-- Begin Data shown --

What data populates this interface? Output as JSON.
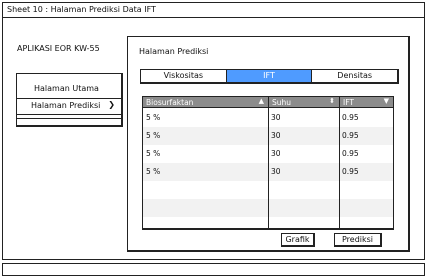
{
  "window": {
    "title": "Sheet 10 : Halaman Prediksi Data IFT"
  },
  "app": {
    "name": "APLIKASI EOR KW-55"
  },
  "sidebar": {
    "items": [
      {
        "label": "Halaman Utama"
      },
      {
        "label": "Halaman Prediksi",
        "chevron": "chevron-right-icon"
      }
    ]
  },
  "panel": {
    "title": "Halaman Prediksi",
    "tabs": [
      {
        "label": "Viskositas",
        "active": false
      },
      {
        "label": "IFT",
        "active": true
      },
      {
        "label": "Densitas",
        "active": false
      }
    ],
    "table": {
      "columns": [
        {
          "label": "Biosurfaktan",
          "sort_icon": "sort-asc-icon"
        },
        {
          "label": "Suhu",
          "sort_icon": "sort-both-icon"
        },
        {
          "label": "IFT",
          "sort_icon": "sort-desc-icon"
        }
      ],
      "rows": [
        [
          "5 %",
          "30",
          "0.95"
        ],
        [
          "5 %",
          "30",
          "0.95"
        ],
        [
          "5 %",
          "30",
          "0.95"
        ],
        [
          "5 %",
          "30",
          "0.95"
        ]
      ]
    },
    "buttons": {
      "chart_label": "Grafik",
      "predict_label": "Prediksi"
    }
  },
  "colors": {
    "active_tab": "#4f9bff",
    "table_header": "#8c8c8c",
    "alt_row": "#f2f2f2"
  }
}
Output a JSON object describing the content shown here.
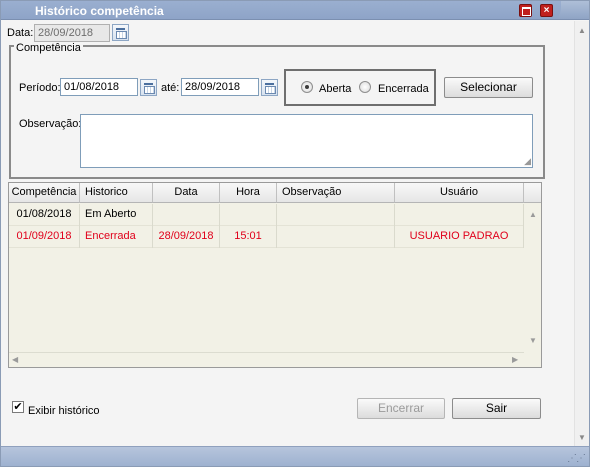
{
  "window": {
    "title": "Histórico competência"
  },
  "top": {
    "date_label": "Data:",
    "date_value": "28/09/2018"
  },
  "group": {
    "legend": "Competência",
    "period_label": "Período:",
    "period_from": "01/08/2018",
    "until_label": "até:",
    "period_to": "28/09/2018",
    "radio_open": "Aberta",
    "radio_closed": "Encerrada",
    "select_button": "Selecionar",
    "observation_label": "Observação:"
  },
  "table": {
    "columns": [
      "Competência",
      "Historico",
      "Data",
      "Hora",
      "Observação",
      "Usuário"
    ],
    "rows": [
      {
        "competencia": "01/08/2018",
        "historico": "Em Aberto",
        "data": "",
        "hora": "",
        "observacao": "",
        "usuario": ""
      },
      {
        "competencia": "01/09/2018",
        "historico": "Encerrada",
        "data": "28/09/2018",
        "hora": "15:01",
        "observacao": "",
        "usuario": "USUARIO PADRAO"
      }
    ]
  },
  "footer": {
    "show_history_label": "Exibir histórico",
    "close_button": "Encerrar",
    "exit_button": "Sair"
  },
  "colors": {
    "title_bar": "#8fa4c5",
    "closed_row_text": "#e0001b",
    "grid_background": "#f2f1e6"
  }
}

-- End Data shown --

Count the lines above that contain the word "Halaman", and reply with only that number.

**Output for this exercise:** 4